>> START Record extracts

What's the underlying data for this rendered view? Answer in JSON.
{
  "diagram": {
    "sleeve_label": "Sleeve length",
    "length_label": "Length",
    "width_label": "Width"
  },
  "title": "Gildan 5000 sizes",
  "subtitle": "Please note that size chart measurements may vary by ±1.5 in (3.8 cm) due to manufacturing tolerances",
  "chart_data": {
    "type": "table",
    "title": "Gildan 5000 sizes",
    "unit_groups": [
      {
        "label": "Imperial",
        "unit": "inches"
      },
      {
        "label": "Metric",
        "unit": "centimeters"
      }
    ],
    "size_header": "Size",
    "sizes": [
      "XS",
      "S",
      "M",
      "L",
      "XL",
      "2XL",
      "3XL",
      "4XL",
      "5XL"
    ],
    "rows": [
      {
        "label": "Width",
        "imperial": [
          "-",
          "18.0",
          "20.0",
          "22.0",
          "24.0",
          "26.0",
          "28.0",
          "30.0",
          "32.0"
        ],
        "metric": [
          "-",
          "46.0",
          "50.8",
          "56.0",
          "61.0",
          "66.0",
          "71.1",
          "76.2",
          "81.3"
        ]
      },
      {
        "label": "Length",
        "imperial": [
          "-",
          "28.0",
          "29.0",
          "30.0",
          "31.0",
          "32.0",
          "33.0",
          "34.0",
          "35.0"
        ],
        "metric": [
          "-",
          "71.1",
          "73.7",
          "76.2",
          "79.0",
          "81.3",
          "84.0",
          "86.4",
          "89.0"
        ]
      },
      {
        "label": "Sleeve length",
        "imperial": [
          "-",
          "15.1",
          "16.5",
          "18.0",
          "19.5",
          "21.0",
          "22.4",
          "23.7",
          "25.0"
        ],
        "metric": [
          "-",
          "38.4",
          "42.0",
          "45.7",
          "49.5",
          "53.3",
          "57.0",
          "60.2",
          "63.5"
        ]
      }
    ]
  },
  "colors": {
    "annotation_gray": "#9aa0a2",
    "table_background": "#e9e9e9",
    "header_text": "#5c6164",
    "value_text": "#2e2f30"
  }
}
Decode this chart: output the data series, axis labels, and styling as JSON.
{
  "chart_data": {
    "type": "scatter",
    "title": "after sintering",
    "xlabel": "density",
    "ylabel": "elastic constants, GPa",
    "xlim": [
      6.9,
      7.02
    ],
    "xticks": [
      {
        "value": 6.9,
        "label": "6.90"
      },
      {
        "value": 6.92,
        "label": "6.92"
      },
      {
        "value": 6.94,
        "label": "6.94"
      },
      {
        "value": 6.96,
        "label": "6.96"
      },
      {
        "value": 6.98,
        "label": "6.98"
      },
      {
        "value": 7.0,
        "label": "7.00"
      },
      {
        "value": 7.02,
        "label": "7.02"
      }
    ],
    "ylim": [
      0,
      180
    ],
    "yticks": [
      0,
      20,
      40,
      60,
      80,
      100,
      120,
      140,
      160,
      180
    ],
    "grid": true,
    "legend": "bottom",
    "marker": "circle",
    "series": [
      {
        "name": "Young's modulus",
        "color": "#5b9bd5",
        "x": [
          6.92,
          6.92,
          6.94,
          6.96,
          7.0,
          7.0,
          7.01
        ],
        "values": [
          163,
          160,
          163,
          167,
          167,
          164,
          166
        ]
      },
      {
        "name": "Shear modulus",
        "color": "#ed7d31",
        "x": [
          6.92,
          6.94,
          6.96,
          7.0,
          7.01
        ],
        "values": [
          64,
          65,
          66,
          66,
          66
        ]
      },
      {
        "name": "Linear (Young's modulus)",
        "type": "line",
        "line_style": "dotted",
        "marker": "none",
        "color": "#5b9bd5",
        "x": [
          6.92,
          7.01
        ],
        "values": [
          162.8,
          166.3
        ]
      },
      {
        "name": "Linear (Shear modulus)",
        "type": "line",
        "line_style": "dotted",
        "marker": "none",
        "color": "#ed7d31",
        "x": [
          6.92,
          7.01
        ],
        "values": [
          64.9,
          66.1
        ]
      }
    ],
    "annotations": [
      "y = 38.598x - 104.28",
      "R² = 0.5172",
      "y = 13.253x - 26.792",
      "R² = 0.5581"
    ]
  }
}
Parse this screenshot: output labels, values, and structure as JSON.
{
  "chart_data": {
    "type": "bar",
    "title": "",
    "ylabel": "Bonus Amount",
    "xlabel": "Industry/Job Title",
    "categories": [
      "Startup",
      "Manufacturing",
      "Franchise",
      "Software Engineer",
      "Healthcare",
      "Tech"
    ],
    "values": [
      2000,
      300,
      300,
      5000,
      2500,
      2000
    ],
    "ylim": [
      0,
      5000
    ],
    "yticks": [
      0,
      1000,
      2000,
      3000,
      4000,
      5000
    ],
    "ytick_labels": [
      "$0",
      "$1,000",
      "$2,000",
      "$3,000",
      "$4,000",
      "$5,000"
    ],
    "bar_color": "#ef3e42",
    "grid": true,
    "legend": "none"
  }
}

>> END Record extracts

Instructions to follow: Print the material above once more, exactly.

Exercise solution:
What's the underlying data for this rendered view? Answer in JSON.
{
  "diagram": {
    "sleeve_label": "Sleeve length",
    "length_label": "Length",
    "width_label": "Width"
  },
  "title": "Gildan 5000 sizes",
  "subtitle": "Please note that size chart measurements may vary by ±1.5 in (3.8 cm) due to manufacturing tolerances",
  "chart_data": {
    "type": "table",
    "title": "Gildan 5000 sizes",
    "unit_groups": [
      {
        "label": "Imperial",
        "unit": "inches"
      },
      {
        "label": "Metric",
        "unit": "centimeters"
      }
    ],
    "size_header": "Size",
    "sizes": [
      "XS",
      "S",
      "M",
      "L",
      "XL",
      "2XL",
      "3XL",
      "4XL",
      "5XL"
    ],
    "rows": [
      {
        "label": "Width",
        "imperial": [
          "-",
          "18.0",
          "20.0",
          "22.0",
          "24.0",
          "26.0",
          "28.0",
          "30.0",
          "32.0"
        ],
        "metric": [
          "-",
          "46.0",
          "50.8",
          "56.0",
          "61.0",
          "66.0",
          "71.1",
          "76.2",
          "81.3"
        ]
      },
      {
        "label": "Length",
        "imperial": [
          "-",
          "28.0",
          "29.0",
          "30.0",
          "31.0",
          "32.0",
          "33.0",
          "34.0",
          "35.0"
        ],
        "metric": [
          "-",
          "71.1",
          "73.7",
          "76.2",
          "79.0",
          "81.3",
          "84.0",
          "86.4",
          "89.0"
        ]
      },
      {
        "label": "Sleeve length",
        "imperial": [
          "-",
          "15.1",
          "16.5",
          "18.0",
          "19.5",
          "21.0",
          "22.4",
          "23.7",
          "25.0"
        ],
        "metric": [
          "-",
          "38.4",
          "42.0",
          "45.7",
          "49.5",
          "53.3",
          "57.0",
          "60.2",
          "63.5"
        ]
      }
    ]
  },
  "colors": {
    "annotation_gray": "#9aa0a2",
    "table_background": "#e9e9e9",
    "header_text": "#5c6164",
    "value_text": "#2e2f30"
  }
}
Decode this chart: output the data series, axis labels, and styling as JSON.
{
  "chart_data": {
    "type": "scatter",
    "title": "after sintering",
    "xlabel": "density",
    "ylabel": "elastic constants, GPa",
    "xlim": [
      6.9,
      7.02
    ],
    "xticks": [
      {
        "value": 6.9,
        "label": "6.90"
      },
      {
        "value": 6.92,
        "label": "6.92"
      },
      {
        "value": 6.94,
        "label": "6.94"
      },
      {
        "value": 6.96,
        "label": "6.96"
      },
      {
        "value": 6.98,
        "label": "6.98"
      },
      {
        "value": 7.0,
        "label": "7.00"
      },
      {
        "value": 7.02,
        "label": "7.02"
      }
    ],
    "ylim": [
      0,
      180
    ],
    "yticks": [
      0,
      20,
      40,
      60,
      80,
      100,
      120,
      140,
      160,
      180
    ],
    "grid": true,
    "legend": "bottom",
    "marker": "circle",
    "series": [
      {
        "name": "Young's modulus",
        "color": "#5b9bd5",
        "x": [
          6.92,
          6.92,
          6.94,
          6.96,
          7.0,
          7.0,
          7.01
        ],
        "values": [
          163,
          160,
          163,
          167,
          167,
          164,
          166
        ]
      },
      {
        "name": "Shear modulus",
        "color": "#ed7d31",
        "x": [
          6.92,
          6.94,
          6.96,
          7.0,
          7.01
        ],
        "values": [
          64,
          65,
          66,
          66,
          66
        ]
      },
      {
        "name": "Linear (Young's modulus)",
        "type": "line",
        "line_style": "dotted",
        "marker": "none",
        "color": "#5b9bd5",
        "x": [
          6.92,
          7.01
        ],
        "values": [
          162.8,
          166.3
        ]
      },
      {
        "name": "Linear (Shear modulus)",
        "type": "line",
        "line_style": "dotted",
        "marker": "none",
        "color": "#ed7d31",
        "x": [
          6.92,
          7.01
        ],
        "values": [
          64.9,
          66.1
        ]
      }
    ],
    "annotations": [
      "y = 38.598x - 104.28",
      "R² = 0.5172",
      "y = 13.253x - 26.792",
      "R² = 0.5581"
    ]
  }
}
Parse this screenshot: output labels, values, and structure as JSON.
{
  "chart_data": {
    "type": "bar",
    "title": "",
    "ylabel": "Bonus Amount",
    "xlabel": "Industry/Job Title",
    "categories": [
      "Startup",
      "Manufacturing",
      "Franchise",
      "Software Engineer",
      "Healthcare",
      "Tech"
    ],
    "values": [
      2000,
      300,
      300,
      5000,
      2500,
      2000
    ],
    "ylim": [
      0,
      5000
    ],
    "yticks": [
      0,
      1000,
      2000,
      3000,
      4000,
      5000
    ],
    "ytick_labels": [
      "$0",
      "$1,000",
      "$2,000",
      "$3,000",
      "$4,000",
      "$5,000"
    ],
    "bar_color": "#ef3e42",
    "grid": true,
    "legend": "none"
  }
}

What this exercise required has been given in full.